Copy all lines that contain the word "have".

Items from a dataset
▶

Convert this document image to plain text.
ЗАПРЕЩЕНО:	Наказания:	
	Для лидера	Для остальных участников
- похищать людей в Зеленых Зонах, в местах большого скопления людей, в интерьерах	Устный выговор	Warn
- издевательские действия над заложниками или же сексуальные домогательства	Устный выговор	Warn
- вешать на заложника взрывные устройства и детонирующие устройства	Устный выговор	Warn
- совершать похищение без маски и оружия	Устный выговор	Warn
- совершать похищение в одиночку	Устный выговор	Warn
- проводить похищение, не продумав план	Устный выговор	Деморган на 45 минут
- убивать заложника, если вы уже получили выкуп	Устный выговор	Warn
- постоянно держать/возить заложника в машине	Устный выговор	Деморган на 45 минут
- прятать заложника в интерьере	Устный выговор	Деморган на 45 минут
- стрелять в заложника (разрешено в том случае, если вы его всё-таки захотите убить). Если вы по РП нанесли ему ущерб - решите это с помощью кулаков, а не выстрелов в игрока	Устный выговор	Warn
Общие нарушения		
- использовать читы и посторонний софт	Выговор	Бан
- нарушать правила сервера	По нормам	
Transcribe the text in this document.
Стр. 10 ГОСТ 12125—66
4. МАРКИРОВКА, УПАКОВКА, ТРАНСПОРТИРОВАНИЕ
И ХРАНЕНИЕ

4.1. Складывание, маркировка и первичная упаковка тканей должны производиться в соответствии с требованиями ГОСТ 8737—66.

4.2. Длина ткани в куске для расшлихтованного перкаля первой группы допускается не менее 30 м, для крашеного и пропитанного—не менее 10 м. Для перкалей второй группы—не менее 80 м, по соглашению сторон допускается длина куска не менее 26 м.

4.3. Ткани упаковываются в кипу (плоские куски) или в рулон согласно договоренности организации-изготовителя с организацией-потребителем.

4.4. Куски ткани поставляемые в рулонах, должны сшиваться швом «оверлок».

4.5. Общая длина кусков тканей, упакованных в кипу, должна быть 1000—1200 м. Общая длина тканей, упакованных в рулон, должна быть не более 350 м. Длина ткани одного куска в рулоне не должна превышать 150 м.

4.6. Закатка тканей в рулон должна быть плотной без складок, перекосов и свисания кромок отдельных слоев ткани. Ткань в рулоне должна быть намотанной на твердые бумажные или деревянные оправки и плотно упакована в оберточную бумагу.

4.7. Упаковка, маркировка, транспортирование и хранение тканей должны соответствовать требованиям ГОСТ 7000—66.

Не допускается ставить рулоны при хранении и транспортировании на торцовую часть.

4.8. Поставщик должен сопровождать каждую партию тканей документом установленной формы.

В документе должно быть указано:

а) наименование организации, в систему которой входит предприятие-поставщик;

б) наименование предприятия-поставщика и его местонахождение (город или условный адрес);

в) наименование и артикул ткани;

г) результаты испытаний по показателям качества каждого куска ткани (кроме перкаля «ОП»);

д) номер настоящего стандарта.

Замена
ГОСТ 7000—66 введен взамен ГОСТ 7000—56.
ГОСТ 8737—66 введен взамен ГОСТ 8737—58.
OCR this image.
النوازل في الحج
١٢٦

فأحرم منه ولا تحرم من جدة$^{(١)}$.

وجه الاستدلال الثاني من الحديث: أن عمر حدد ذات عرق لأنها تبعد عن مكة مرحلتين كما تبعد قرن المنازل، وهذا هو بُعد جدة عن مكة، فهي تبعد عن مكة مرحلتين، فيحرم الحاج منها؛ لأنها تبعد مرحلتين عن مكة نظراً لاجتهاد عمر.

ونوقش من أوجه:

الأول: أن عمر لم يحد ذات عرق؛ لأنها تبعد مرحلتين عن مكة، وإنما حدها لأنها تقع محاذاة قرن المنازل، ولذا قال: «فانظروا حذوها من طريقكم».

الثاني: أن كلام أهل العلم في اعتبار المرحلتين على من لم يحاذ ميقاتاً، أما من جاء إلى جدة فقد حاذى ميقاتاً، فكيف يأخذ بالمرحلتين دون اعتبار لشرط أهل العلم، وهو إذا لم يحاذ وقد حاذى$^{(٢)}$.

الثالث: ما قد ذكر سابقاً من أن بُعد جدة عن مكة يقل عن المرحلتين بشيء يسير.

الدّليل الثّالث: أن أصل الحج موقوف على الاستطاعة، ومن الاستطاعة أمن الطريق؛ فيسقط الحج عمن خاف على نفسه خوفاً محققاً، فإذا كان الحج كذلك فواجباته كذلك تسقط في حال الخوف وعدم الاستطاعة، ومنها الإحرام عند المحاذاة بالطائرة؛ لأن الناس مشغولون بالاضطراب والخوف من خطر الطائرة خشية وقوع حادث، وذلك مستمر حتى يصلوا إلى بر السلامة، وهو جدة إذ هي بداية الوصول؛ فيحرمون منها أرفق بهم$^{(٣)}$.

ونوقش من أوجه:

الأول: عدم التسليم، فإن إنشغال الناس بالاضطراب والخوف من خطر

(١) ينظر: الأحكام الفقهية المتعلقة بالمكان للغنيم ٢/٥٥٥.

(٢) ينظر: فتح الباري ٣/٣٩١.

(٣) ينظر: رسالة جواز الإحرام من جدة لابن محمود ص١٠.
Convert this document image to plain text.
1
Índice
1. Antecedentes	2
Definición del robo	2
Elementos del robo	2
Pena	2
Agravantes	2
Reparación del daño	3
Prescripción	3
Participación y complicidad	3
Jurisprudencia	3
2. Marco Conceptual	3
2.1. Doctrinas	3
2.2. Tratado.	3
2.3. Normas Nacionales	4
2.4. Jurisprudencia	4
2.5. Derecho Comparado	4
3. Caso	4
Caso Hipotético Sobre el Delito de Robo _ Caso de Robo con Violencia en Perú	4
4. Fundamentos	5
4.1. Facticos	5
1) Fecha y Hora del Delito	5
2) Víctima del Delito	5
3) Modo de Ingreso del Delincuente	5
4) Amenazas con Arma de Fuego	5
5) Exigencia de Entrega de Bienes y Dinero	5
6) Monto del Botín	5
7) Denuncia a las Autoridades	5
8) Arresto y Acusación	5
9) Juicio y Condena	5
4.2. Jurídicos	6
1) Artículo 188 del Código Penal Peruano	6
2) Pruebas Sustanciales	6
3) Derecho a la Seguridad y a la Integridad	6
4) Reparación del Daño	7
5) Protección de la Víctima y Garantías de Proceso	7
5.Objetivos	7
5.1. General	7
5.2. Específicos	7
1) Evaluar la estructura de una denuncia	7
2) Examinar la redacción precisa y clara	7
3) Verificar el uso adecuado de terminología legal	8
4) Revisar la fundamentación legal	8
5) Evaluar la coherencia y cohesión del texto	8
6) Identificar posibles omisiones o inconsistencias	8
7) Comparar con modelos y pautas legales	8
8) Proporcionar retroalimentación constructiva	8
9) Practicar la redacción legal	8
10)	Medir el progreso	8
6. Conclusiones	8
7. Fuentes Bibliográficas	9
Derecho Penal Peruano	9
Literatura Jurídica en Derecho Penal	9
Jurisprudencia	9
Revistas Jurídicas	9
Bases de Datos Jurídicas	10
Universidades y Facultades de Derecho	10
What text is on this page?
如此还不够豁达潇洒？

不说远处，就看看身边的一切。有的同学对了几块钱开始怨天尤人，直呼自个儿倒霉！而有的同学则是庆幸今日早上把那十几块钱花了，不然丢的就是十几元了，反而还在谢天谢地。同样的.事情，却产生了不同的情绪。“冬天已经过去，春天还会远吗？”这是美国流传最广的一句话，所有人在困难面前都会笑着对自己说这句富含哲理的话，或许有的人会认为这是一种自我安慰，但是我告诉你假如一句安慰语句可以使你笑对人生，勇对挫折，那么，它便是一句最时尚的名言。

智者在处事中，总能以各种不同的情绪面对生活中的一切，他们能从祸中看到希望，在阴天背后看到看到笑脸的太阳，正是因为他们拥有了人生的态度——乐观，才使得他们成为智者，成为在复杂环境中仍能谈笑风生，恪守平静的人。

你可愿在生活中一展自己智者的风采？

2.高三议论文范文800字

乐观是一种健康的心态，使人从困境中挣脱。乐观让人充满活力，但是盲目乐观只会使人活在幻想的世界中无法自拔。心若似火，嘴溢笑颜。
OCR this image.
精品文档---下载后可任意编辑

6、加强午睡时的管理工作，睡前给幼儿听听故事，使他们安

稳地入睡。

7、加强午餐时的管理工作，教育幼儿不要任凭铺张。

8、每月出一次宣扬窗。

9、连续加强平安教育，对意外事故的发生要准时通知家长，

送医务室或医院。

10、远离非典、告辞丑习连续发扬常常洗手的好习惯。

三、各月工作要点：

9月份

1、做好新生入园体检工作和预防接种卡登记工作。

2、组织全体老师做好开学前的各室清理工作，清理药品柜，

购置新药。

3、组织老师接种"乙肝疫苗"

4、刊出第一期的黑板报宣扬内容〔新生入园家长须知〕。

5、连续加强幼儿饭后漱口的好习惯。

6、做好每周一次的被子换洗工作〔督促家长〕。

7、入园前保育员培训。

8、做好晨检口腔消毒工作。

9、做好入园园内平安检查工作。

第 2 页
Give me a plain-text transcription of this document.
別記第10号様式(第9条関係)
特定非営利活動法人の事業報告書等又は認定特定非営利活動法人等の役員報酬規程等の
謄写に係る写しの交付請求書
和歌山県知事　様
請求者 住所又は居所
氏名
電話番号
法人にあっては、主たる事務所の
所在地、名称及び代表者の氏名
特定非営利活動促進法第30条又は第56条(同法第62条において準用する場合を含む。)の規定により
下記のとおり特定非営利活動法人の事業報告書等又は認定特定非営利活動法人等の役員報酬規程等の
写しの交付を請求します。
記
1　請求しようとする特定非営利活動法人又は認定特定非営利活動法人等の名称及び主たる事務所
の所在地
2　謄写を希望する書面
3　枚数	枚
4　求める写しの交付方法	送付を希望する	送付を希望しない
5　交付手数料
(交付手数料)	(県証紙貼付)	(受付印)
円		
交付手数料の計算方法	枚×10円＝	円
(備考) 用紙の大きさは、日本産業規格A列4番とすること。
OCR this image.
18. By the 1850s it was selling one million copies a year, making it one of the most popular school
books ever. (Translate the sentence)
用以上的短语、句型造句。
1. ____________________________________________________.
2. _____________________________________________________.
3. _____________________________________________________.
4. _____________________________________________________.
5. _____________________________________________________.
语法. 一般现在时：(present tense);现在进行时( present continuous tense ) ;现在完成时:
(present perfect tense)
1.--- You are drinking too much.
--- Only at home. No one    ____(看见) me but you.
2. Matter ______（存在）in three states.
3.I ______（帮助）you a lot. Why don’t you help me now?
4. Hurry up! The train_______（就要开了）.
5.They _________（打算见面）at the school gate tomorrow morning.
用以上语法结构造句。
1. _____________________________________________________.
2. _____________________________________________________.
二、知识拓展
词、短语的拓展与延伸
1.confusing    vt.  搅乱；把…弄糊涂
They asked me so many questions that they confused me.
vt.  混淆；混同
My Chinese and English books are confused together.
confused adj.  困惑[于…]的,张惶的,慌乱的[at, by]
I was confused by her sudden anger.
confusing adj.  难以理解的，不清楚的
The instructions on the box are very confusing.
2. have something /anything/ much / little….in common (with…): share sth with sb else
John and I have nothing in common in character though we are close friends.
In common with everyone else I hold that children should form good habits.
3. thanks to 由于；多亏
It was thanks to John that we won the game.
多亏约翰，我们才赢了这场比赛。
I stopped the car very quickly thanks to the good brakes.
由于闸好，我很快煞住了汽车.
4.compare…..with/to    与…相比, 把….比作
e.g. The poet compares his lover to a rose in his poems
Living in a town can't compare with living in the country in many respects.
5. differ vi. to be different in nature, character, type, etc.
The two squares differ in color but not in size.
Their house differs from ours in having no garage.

◀

Output of the exercise →
2. have something /anything/ much / little….in common (with…): share sth with sb else
John and I have nothing in common in character though we are close friends.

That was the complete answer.